• EXERCISE PROMPT: Copy each line that holds "values".

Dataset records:
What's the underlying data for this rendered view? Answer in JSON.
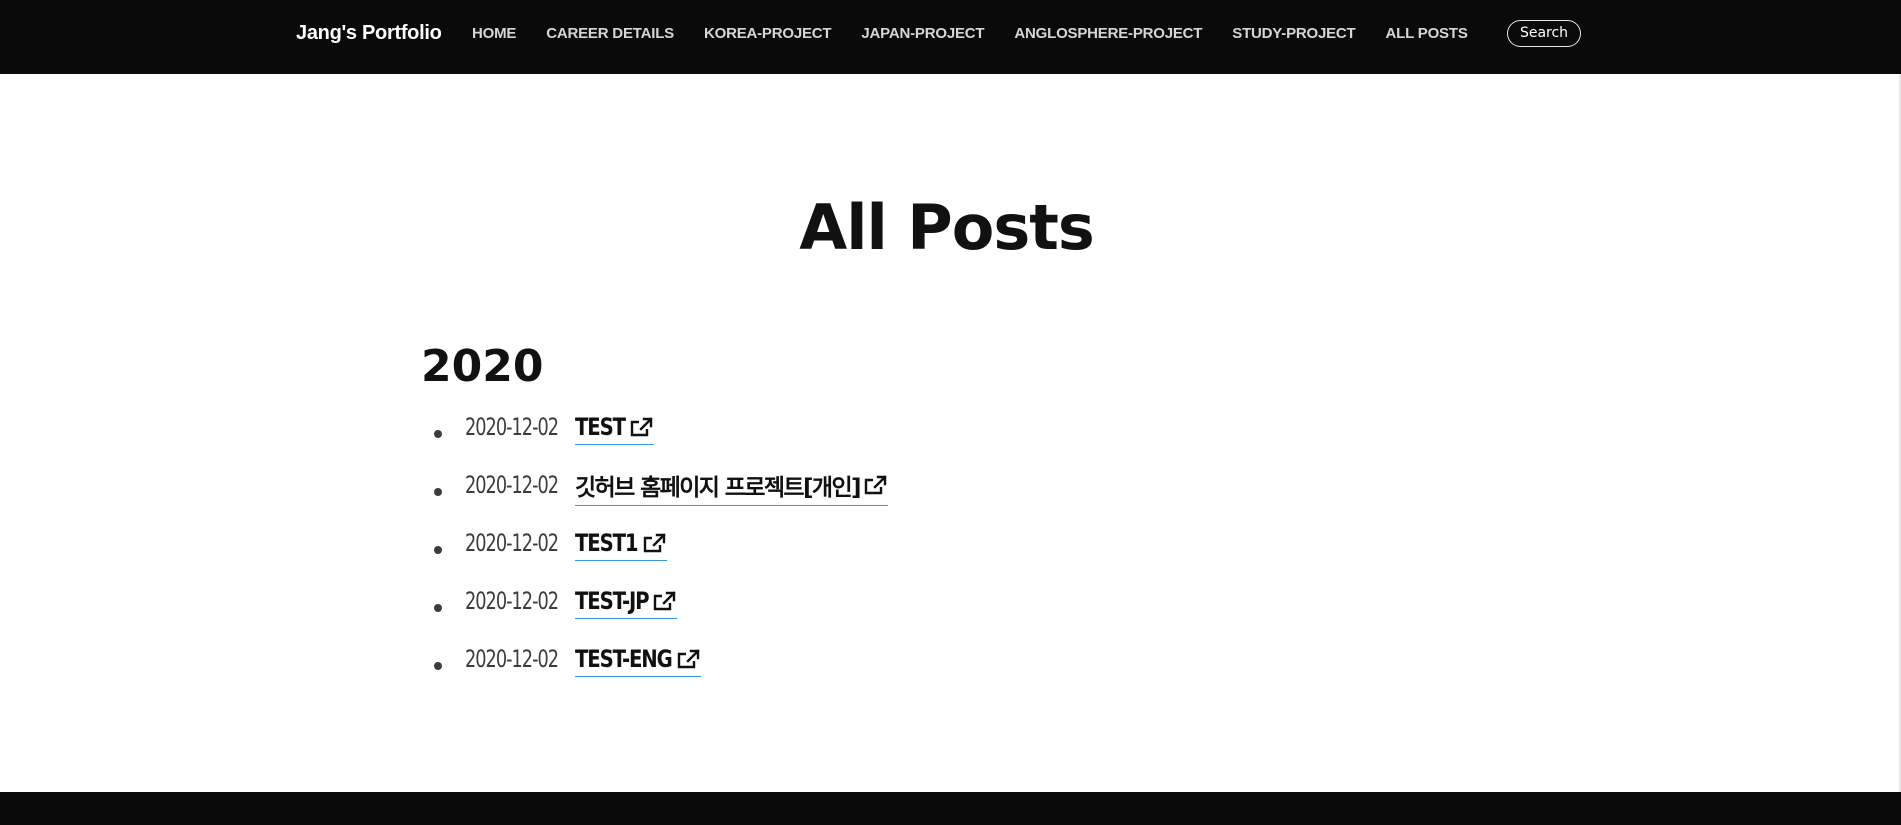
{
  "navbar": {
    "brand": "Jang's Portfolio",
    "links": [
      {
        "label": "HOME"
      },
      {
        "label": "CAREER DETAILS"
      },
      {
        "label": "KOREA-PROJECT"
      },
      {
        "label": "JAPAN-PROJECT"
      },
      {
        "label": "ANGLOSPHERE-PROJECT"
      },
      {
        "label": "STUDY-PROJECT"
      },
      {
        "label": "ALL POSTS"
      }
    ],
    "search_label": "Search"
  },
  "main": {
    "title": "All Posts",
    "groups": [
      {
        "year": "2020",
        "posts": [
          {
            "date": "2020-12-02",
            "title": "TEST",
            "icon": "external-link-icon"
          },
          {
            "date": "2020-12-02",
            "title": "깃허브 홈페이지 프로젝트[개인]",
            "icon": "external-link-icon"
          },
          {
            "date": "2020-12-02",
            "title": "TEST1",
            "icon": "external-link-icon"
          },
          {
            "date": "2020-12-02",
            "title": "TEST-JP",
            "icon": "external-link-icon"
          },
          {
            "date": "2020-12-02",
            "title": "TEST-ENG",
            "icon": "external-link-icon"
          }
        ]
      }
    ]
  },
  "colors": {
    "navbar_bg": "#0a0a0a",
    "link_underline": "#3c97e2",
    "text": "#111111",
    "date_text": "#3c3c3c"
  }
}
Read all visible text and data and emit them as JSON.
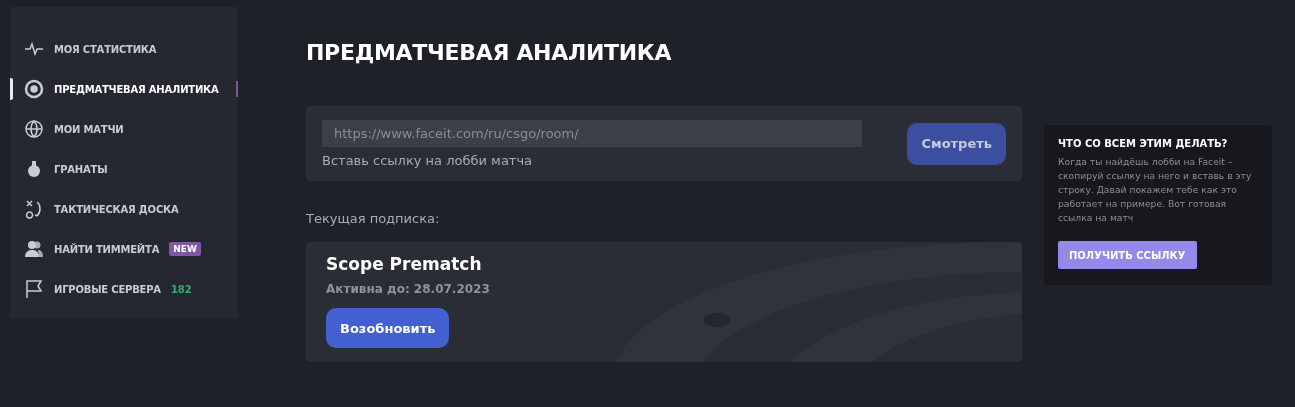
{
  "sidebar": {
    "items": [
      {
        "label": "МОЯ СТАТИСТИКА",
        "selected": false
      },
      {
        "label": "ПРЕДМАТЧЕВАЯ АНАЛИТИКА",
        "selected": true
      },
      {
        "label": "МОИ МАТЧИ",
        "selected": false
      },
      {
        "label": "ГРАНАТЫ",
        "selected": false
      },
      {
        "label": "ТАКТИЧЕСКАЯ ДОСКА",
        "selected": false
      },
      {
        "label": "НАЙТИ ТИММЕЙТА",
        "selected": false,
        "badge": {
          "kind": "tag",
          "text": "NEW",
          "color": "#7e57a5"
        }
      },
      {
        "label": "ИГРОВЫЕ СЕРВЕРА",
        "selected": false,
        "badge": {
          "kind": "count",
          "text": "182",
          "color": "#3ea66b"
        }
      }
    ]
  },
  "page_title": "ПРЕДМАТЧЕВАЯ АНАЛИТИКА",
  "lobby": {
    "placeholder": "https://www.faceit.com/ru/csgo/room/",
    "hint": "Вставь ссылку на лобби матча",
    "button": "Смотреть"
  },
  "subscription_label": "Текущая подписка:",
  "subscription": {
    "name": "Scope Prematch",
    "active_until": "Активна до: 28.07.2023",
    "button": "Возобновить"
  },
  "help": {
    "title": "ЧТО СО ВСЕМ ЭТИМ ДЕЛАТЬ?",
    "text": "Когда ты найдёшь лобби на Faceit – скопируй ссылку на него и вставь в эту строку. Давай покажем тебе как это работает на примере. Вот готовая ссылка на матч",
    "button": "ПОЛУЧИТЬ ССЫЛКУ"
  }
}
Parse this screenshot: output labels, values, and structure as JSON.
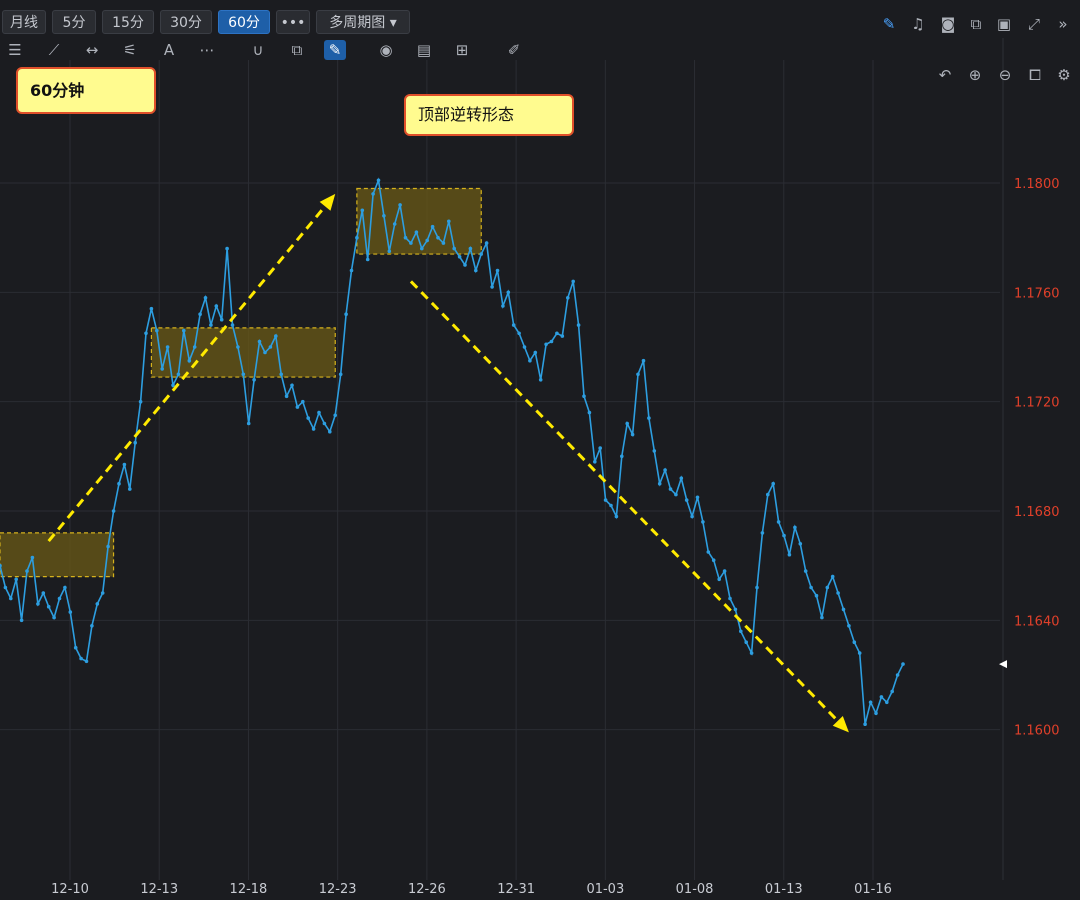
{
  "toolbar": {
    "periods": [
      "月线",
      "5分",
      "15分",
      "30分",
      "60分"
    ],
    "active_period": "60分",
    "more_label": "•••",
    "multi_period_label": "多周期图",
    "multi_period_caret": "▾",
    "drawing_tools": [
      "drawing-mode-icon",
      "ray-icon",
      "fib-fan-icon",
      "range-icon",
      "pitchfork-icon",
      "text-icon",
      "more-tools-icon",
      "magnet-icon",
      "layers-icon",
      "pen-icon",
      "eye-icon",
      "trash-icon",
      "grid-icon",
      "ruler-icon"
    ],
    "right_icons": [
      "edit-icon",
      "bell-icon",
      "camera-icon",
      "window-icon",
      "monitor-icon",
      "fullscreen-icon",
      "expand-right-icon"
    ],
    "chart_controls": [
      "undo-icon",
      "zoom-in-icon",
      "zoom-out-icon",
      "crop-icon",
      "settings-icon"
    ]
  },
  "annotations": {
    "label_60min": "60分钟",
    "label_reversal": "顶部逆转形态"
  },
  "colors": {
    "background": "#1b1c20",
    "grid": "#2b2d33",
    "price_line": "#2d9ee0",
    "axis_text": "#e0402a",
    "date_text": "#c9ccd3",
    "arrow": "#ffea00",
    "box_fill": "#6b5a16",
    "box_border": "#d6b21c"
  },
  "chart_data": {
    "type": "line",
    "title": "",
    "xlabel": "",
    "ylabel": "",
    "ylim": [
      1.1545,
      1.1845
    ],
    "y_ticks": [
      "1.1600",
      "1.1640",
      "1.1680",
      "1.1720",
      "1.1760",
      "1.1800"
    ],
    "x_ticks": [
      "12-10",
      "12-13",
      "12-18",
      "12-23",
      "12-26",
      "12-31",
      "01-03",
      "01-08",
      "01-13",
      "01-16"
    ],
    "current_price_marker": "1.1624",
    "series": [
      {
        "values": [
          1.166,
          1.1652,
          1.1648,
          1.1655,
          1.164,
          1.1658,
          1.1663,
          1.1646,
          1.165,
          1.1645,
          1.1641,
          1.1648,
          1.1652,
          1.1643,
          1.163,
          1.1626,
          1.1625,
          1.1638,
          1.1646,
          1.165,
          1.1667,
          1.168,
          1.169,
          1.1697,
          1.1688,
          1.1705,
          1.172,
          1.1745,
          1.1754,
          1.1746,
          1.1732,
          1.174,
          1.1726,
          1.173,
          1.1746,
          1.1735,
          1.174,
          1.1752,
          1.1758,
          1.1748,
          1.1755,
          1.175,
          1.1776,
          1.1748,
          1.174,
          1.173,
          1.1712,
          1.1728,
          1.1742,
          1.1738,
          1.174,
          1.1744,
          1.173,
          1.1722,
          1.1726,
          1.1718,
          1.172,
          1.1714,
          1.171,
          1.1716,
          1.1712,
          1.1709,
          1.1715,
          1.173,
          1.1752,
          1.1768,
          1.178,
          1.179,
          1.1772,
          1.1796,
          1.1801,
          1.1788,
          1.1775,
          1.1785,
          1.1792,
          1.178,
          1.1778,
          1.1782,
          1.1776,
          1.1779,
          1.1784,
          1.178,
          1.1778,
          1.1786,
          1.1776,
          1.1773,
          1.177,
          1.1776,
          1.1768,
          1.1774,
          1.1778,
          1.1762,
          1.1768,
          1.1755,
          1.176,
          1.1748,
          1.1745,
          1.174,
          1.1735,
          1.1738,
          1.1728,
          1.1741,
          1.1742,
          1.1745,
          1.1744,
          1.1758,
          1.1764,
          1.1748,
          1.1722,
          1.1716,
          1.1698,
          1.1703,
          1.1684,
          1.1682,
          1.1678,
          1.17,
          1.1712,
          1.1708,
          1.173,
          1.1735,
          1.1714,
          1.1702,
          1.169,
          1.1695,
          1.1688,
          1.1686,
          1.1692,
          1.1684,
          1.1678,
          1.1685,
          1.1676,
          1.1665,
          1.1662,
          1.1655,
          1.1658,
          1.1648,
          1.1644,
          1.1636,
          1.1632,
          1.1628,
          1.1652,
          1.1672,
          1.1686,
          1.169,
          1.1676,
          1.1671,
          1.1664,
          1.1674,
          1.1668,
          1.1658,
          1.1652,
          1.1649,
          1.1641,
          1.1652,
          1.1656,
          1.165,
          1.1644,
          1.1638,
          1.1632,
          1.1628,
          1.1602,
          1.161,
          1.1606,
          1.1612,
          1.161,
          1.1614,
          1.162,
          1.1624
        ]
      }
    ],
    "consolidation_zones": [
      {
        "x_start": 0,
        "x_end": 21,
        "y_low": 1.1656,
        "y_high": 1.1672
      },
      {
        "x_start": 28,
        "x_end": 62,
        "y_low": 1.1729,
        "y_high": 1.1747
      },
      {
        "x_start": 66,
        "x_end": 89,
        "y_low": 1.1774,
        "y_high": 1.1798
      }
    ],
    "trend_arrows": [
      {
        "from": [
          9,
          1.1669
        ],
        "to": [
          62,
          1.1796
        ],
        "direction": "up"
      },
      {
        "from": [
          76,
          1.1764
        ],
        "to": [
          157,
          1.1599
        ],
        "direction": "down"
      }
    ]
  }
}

• RESPONSE:
Parse this screenshot: output labels, values, and structure as JSON.
        "values": [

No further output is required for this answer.